> [Set task]:
Using the listing below, give the number of lines where "loop" appears, and nothing else.
----
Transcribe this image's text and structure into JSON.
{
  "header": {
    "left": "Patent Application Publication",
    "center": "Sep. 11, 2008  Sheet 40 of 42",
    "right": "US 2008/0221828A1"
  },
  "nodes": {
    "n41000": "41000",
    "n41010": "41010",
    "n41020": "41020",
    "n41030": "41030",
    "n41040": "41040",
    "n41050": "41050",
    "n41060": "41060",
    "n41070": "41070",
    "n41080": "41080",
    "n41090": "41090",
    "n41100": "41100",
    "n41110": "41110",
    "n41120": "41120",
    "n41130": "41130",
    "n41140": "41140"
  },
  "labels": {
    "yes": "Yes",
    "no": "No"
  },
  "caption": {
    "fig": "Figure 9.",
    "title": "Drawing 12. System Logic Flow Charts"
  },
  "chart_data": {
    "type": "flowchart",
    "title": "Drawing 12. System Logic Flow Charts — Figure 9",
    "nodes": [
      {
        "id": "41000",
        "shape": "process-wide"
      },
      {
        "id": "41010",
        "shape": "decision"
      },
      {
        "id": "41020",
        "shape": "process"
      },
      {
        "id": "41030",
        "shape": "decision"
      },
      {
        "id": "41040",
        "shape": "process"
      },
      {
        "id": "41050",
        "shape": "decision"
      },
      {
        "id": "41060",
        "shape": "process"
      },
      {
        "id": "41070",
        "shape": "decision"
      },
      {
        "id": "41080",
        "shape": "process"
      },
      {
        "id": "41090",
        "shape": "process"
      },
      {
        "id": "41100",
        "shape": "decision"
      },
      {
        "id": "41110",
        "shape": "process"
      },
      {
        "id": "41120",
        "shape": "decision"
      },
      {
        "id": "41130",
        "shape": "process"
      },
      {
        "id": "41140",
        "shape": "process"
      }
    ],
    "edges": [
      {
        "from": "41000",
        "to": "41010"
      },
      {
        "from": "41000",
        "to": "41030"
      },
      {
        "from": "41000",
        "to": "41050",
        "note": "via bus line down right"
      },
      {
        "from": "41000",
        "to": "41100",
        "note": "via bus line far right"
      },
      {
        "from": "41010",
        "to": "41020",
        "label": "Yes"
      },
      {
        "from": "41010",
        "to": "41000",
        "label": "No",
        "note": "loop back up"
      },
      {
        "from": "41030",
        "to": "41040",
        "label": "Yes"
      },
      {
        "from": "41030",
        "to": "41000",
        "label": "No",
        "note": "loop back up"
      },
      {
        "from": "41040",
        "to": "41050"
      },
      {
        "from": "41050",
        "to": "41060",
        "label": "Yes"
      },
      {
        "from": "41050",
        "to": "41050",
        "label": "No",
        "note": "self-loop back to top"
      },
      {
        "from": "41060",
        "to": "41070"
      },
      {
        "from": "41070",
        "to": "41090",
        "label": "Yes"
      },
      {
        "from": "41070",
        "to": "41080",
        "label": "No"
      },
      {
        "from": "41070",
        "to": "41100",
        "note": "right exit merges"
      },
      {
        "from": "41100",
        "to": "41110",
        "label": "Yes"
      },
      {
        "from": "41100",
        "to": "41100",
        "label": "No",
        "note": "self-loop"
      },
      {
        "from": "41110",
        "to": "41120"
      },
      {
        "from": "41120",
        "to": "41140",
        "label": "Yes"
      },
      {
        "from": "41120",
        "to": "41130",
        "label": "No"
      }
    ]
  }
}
----
> [Worked solution]:
4